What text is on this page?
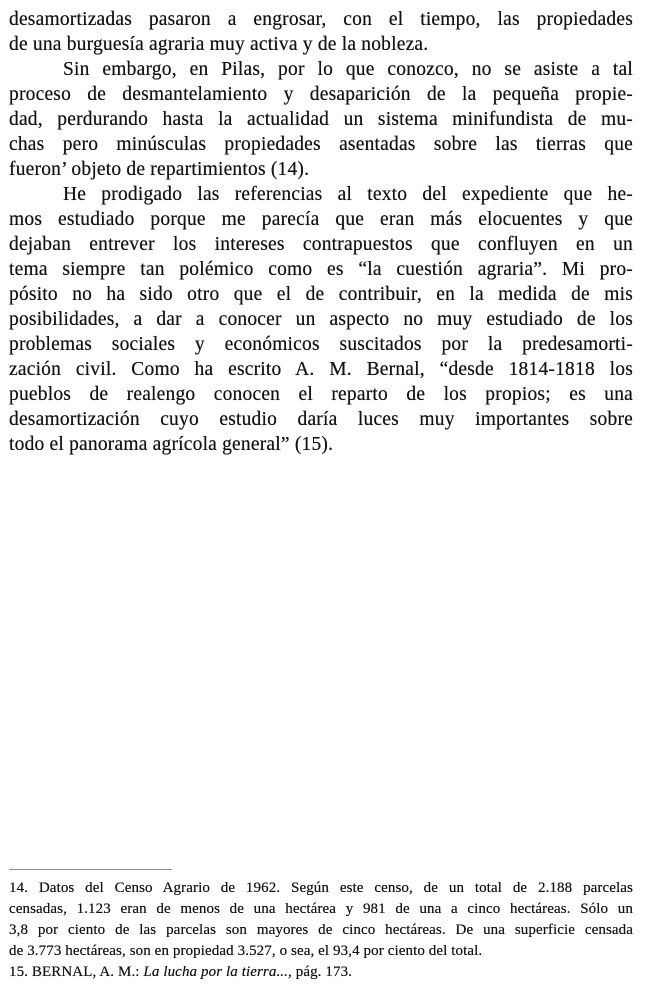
desamortizadas pasaron a engrosar, con el tiempo, las propiedades
de una burguesía agraria muy activa y de la nobleza.
Sin embargo, en Pilas, por lo que conozco, no se asiste a tal
proceso de desmantelamiento y desaparición de la pequeña propie-
dad, perdurando hasta la actualidad un sistema minifundista de mu-
chas pero minúsculas propiedades asentadas sobre las tierras que
fueron’ objeto de repartimientos (14).
He prodigado las referencias al texto del expediente que he-
mos estudiado porque me parecía que eran más elocuentes y que
dejaban entrever los intereses contrapuestos que confluyen en un
tema siempre tan polémico como es “la cuestión agraria”. Mi pro-
pósito no ha sido otro que el de contribuir, en la medida de mis
posibilidades, a dar a conocer un aspecto no muy estudiado de los
problemas sociales y económicos suscitados por la predesamorti-
zación civil. Como ha escrito A. M. Bernal, “desde 1814-1818 los
pueblos de realengo conocen el reparto de los propios; es una
desamortización cuyo estudio daría luces muy importantes sobre
todo el panorama agrícola general” (15).
14. Datos del Censo Agrario de 1962. Según este censo, de un total de 2.188 parcelas
censadas, 1.123 eran de menos de una hectárea y 981 de una a cinco hectáreas. Sólo un
3,8 por ciento de las parcelas son mayores de cinco hectáreas. De una superficie censada
de 3.773 hectáreas, son en propiedad 3.527, o sea, el 93,4 por ciento del total.
15. BERNAL, A. M.: La lucha por la tierra..., pág. 173.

__THE EXERCISE__. Reproduce the entries exactly. Do not carry over any picture.

__TASK RESPONSE__.
What text is on this page?
desamortizadas pasaron a engrosar, con el tiempo, las propiedades
de una burguesía agraria muy activa y de la nobleza.
Sin embargo, en Pilas, por lo que conozco, no se asiste a tal
proceso de desmantelamiento y desaparición de la pequeña propie-
dad, perdurando hasta la actualidad un sistema minifundista de mu-
chas pero minúsculas propiedades asentadas sobre las tierras que
fueron’ objeto de repartimientos (14).
He prodigado las referencias al texto del expediente que he-
mos estudiado porque me parecía que eran más elocuentes y que
dejaban entrever los intereses contrapuestos que confluyen en un
tema siempre tan polémico como es “la cuestión agraria”. Mi pro-
pósito no ha sido otro que el de contribuir, en la medida de mis
posibilidades, a dar a conocer un aspecto no muy estudiado de los
problemas sociales y económicos suscitados por la predesamorti-
zación civil. Como ha escrito A. M. Bernal, “desde 1814-1818 los
pueblos de realengo conocen el reparto de los propios; es una
desamortización cuyo estudio daría luces muy importantes sobre
todo el panorama agrícola general” (15).
14. Datos del Censo Agrario de 1962. Según este censo, de un total de 2.188 parcelas
censadas, 1.123 eran de menos de una hectárea y 981 de una a cinco hectáreas. Sólo un
3,8 por ciento de las parcelas son mayores de cinco hectáreas. De una superficie censada
de 3.773 hectáreas, son en propiedad 3.527, o sea, el 93,4 por ciento del total.
15. BERNAL, A. M.: La lucha por la tierra..., pág. 173.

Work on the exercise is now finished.